◆ What you should do:
Extract each line containing the string "domains".

>> START Supplied data

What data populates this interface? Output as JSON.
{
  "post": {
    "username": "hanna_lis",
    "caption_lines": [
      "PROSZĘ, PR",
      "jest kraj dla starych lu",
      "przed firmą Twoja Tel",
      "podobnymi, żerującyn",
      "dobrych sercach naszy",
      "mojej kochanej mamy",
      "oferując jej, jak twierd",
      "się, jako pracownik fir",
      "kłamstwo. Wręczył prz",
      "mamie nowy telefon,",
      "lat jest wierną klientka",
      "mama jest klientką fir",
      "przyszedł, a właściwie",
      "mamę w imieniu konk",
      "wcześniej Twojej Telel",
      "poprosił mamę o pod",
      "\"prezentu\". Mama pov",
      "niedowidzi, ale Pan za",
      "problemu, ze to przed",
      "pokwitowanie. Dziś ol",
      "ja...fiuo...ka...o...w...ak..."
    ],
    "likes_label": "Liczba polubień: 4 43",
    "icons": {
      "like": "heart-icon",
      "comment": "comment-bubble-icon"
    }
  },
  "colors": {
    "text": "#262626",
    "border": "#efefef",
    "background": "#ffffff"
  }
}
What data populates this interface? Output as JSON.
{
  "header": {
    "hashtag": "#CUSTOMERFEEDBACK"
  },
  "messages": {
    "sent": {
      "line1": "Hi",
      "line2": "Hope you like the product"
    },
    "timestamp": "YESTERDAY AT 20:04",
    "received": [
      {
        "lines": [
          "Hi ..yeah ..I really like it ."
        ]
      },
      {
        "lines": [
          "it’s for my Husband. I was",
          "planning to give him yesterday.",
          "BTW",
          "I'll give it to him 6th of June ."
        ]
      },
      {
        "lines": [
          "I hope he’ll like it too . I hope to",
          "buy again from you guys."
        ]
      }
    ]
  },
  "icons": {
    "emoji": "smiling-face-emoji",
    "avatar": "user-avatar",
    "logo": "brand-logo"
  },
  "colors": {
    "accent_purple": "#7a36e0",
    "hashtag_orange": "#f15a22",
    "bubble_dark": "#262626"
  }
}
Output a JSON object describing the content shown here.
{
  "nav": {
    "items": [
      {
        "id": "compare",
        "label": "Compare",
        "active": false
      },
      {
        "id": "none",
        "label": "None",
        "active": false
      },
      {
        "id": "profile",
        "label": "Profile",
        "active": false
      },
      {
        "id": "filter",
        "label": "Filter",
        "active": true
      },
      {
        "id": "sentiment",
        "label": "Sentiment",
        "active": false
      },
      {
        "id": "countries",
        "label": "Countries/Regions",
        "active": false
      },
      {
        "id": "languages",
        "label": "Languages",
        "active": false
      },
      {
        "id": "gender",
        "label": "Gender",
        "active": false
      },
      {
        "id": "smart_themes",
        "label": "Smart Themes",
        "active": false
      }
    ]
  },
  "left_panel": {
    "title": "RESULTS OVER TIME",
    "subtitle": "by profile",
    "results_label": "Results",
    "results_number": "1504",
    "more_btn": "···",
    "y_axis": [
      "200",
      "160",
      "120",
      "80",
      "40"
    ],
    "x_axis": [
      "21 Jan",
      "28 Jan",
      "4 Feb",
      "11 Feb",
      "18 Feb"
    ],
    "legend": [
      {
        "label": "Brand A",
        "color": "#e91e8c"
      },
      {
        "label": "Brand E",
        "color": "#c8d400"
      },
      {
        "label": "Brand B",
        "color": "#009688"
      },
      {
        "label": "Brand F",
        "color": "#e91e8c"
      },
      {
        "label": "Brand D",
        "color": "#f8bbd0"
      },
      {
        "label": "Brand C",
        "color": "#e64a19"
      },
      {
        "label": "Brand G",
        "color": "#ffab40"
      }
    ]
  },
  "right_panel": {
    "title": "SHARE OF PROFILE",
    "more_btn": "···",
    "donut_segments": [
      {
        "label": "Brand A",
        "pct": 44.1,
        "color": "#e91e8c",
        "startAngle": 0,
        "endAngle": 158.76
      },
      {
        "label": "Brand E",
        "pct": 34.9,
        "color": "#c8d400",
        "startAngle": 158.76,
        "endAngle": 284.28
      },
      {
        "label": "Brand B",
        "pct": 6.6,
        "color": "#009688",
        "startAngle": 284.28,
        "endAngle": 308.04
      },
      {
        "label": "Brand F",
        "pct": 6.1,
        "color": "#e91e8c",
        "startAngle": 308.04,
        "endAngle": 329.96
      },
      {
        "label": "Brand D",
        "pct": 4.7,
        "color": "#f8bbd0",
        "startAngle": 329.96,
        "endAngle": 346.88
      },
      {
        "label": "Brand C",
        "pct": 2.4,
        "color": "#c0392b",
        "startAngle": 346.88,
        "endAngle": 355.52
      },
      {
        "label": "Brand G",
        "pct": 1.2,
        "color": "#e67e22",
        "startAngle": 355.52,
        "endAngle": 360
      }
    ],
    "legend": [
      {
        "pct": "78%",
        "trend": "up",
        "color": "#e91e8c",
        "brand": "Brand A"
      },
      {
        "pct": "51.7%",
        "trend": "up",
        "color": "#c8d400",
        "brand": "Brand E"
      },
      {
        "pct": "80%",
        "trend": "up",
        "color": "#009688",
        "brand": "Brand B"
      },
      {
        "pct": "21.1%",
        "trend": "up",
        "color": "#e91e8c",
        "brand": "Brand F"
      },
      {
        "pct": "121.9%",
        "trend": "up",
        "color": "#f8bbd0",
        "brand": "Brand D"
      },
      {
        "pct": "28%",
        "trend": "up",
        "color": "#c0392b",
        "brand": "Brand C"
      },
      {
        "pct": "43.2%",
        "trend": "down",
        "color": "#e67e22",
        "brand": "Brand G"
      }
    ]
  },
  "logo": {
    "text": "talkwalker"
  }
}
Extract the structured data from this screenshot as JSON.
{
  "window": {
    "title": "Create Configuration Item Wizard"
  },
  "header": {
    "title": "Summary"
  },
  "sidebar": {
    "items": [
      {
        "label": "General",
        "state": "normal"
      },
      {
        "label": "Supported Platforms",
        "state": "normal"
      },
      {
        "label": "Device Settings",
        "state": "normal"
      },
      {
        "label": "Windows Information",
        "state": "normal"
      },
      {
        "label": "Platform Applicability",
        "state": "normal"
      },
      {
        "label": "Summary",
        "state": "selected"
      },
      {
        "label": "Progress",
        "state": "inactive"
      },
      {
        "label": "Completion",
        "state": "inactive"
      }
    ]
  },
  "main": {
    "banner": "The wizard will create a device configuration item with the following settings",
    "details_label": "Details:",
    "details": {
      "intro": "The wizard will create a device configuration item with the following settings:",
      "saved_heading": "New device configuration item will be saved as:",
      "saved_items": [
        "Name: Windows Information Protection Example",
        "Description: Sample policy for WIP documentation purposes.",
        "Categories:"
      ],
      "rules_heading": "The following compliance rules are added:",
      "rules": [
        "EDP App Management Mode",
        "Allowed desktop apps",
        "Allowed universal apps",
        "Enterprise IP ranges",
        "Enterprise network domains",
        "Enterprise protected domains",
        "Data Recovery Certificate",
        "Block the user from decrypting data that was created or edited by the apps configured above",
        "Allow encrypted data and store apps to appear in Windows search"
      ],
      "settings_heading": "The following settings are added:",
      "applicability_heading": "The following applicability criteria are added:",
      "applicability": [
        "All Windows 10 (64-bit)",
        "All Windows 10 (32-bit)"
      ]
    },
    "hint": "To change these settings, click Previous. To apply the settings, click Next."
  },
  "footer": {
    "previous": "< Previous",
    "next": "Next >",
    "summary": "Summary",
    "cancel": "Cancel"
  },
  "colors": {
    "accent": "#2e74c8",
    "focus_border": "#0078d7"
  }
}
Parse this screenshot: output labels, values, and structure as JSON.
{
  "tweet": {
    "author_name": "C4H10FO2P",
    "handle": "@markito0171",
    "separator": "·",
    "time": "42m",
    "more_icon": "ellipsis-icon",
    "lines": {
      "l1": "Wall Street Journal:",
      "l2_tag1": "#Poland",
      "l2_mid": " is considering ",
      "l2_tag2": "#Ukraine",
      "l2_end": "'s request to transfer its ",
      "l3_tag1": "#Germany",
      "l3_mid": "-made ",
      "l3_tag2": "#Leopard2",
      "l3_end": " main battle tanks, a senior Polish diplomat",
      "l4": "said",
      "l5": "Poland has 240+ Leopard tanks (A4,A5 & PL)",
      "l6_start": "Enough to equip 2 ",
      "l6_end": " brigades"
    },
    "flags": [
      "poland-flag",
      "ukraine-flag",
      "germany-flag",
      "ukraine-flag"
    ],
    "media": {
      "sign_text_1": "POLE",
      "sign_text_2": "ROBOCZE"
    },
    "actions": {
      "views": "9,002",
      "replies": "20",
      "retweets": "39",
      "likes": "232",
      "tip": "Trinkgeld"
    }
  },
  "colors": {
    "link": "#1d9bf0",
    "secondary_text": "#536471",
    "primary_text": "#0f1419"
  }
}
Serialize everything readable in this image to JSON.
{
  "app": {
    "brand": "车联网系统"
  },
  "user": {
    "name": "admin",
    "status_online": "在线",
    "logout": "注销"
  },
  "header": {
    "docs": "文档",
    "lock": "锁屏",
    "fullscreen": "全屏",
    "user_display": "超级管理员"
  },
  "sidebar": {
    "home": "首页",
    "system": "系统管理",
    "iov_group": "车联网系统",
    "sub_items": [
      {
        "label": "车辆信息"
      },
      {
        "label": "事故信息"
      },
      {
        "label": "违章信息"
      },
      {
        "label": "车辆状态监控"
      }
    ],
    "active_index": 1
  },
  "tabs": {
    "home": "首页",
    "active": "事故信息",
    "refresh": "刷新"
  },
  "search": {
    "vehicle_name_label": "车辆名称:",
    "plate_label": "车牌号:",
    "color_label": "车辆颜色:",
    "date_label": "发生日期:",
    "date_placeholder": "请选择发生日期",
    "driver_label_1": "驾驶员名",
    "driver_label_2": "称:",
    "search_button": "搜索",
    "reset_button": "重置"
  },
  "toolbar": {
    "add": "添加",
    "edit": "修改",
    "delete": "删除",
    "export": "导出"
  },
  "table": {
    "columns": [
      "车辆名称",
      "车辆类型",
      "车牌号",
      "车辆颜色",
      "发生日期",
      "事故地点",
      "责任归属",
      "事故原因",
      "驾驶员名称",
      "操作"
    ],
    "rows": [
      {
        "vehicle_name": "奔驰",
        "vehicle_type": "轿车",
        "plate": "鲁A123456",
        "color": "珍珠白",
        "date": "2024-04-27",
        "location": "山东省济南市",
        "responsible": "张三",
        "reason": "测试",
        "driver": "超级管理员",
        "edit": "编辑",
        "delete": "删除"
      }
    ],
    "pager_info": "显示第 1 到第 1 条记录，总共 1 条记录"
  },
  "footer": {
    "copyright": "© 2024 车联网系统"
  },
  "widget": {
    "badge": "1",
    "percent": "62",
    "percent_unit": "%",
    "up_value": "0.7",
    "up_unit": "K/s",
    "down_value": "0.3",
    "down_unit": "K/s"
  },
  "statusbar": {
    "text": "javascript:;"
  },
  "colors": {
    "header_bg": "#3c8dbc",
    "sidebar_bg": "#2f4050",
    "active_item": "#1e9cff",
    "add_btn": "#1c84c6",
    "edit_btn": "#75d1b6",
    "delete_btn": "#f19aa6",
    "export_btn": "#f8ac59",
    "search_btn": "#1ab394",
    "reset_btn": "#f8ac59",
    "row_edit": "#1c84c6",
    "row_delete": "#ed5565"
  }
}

>> END Supplied data

◆ Solution for this exercise:
        "Enterprise network domains",
        "Enterprise protected domains",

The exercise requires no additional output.